* **WORK ORDER 1**
Transcribe the passage from the datastore discussion starting at "If you want" and ending at "notes in future.".
* **WORK ORDER 2**
In the datastore discussion, list each step of the bulleted procedure for making the operation robust.
* **WORK ORDER 3**
Resume the datastore discussion after its final comment.

If you're seeing the exception frequently, I expect it's because the datastore operation is too big, so retrying isn't really going to help. If you're just coding defensively against the risk that the exception might be thrown, then you could try it again (perhaps by queueing a task that will do so. But if you can't hit datastore, who's to say you can queue a task?)

If you want to be bulletproof robust, and you can ensure that the operation you perform on the social network is idempotent (can be repeated), then:

  • Make a note to yourself that you need to perform the social network operation.
  • If the note failed to store, abort and return failure.
  • Otherwise, attempt the social network operation.
  • If successful, remove the note.
  • Have some kind of task or loop to retry any remaining notes in future.

Of course you have to be a bit cautious about the response code you give back to the iPhone client, since success can take a long time - longer than the duration of the request made by the iPhone app. So you want your app engine request to be idempotent too, and you probably want some kind of cancel.

If all you get from the social network is success or failure, and if successful the operation must not be repeated, then you're in trouble. That's a rubbish API to offer on the web, since just because a web server sends you a successful response doesn't mean you received it, so there is sometimes no way for the caller to know that they've succeeded even though success creates responsibilities. But it happens.

Steve Jessop
In practice, retrying is often successful; you'll periodically get datastore timeouts even for small operations.
Wooble
That's what I mean - if it failed because the datastore glitched, then retrying is great. If it failed because your entities got too big, then retrying is just going to churn forever. Assuming it is a glitch, the duration presumably determines whether you can retry in a simple loop (before your request times out too), or if you need a task (because it will take longer than a single request to resolve the "funky state"). But I don't have experience of this on app engine.
Steve Jessop
The object has a few properties - a string, a long, a couple of dates, and a couple of integers. Could that be seen as "too big" or is it safe to bet that it was a glitch (this is the only time I've seen it).

[Document layout detection data]

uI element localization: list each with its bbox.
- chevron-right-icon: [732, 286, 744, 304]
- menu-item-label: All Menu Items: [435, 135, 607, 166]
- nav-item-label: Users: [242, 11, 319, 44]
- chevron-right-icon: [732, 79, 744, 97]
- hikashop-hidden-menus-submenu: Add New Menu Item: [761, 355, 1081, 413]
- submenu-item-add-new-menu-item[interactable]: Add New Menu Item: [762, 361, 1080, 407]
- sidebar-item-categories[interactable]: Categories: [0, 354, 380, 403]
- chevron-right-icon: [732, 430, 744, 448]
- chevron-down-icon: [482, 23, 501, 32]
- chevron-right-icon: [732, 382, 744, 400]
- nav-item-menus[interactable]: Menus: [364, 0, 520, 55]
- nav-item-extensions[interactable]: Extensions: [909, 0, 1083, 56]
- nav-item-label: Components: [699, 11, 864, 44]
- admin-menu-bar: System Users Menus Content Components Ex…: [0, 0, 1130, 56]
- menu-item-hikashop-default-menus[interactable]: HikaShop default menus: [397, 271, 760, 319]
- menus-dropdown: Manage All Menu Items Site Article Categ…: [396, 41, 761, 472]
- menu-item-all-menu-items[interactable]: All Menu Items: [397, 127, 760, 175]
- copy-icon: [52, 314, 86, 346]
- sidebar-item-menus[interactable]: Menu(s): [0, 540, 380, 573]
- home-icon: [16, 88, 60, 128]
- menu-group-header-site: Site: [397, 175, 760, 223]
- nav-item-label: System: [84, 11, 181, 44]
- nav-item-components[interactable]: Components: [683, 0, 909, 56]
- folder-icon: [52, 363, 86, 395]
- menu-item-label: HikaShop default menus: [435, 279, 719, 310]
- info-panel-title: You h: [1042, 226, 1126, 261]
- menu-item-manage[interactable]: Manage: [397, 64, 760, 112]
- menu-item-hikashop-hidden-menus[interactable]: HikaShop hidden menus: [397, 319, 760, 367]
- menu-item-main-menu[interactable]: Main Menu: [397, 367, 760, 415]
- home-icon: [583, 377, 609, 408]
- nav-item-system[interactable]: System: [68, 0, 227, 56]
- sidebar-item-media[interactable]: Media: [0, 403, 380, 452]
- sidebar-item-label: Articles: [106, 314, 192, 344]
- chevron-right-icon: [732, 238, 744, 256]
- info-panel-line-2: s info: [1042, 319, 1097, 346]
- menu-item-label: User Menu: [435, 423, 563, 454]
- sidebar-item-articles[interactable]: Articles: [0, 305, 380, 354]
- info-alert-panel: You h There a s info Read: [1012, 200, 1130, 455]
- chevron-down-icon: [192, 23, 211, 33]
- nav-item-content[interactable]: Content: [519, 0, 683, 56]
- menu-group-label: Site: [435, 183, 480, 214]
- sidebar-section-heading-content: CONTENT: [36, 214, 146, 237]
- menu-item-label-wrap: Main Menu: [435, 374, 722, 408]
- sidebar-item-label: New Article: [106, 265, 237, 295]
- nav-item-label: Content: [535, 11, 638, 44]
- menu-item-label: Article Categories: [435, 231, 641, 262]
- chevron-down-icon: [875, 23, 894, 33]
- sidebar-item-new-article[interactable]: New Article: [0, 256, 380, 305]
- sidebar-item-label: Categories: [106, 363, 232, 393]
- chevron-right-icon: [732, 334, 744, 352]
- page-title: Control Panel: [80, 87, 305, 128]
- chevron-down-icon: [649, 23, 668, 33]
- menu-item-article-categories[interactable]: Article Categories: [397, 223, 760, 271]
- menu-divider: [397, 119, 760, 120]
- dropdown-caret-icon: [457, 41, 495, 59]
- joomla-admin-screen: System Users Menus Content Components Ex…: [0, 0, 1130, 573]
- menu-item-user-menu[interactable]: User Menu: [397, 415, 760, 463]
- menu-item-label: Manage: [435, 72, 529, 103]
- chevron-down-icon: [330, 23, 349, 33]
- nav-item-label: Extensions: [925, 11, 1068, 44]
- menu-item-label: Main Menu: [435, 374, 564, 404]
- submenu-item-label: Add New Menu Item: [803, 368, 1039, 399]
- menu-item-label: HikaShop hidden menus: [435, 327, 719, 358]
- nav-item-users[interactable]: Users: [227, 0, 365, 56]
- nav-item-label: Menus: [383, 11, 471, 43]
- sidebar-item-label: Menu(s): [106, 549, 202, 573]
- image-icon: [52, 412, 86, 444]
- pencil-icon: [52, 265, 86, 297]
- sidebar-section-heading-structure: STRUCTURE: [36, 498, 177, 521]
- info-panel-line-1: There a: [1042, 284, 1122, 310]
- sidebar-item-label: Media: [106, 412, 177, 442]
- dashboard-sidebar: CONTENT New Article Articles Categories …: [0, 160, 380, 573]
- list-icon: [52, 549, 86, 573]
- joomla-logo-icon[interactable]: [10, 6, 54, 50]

* **EXPECTED OUTPUT 1**
If you want to be bulletproof robust, and you can ensure that the operation you perform on the social network is idempotent (can be repeated), then:

  • Make a note to yourself that you need to perform the social network operation.
  • If the note failed to store, abort and return failure.
  • Otherwise, attempt the social network operation.
  • If successful, remove the note.
  • Have some kind of task or loop to retry any remaining notes in future.

* **EXPECTED OUTPUT 2**
- Make a note to yourself that you need to perform the social network operation.
- If the note failed to store, abort and return failure.
- Otherwise, attempt the social network operation.
- If successful, remove the note.
- Have some kind of task or loop to retry any remaining notes in future.

* **EXPECTED OUTPUT 3**
bpapa
I doubt that's too big (although I guess you might check that the size of the string wasn't absurd). "Big" for this purpose has something to do with the number of indexes that the entity has to be inserted into, which is why GAE applies an artificial limit to the "exploding index problem" for multi-valued properties. I've used app engine a little, and I think the only time I've ever hit the resource limits is timing out requests deliberately on a simple test how many datastore ops I can do. So personally I can't give you any real numbers, just "bigger than anything I've done".
Steve Jessop
A: 

I find this statement worrying: In practice, retrying is often successful; you'll periodically get datastore timeouts even for small operations. – Wooble Jan 23 at 14:59

How can GAE be taken seriously if it has reliability issues? Generally do you find the datastore to be slow? Whats your estimate of the frequency of these exceptions?

kasuku
This isn't an answer to the question
bpapa
A: 

This is a fundamental problem with any distributed system. In general, there's no easy "bulletproof" solution. The best option, if possible, is to make sure that one or both of your operations are idempotent - that is, executing them multiple times has no effect. For the datastore, this is fairly easy: if you specify a key name, multiple puts will simply overwrite each other. If it's possible, you should make use of idempotence in your social API too, so you can safely re-execute in case of failure.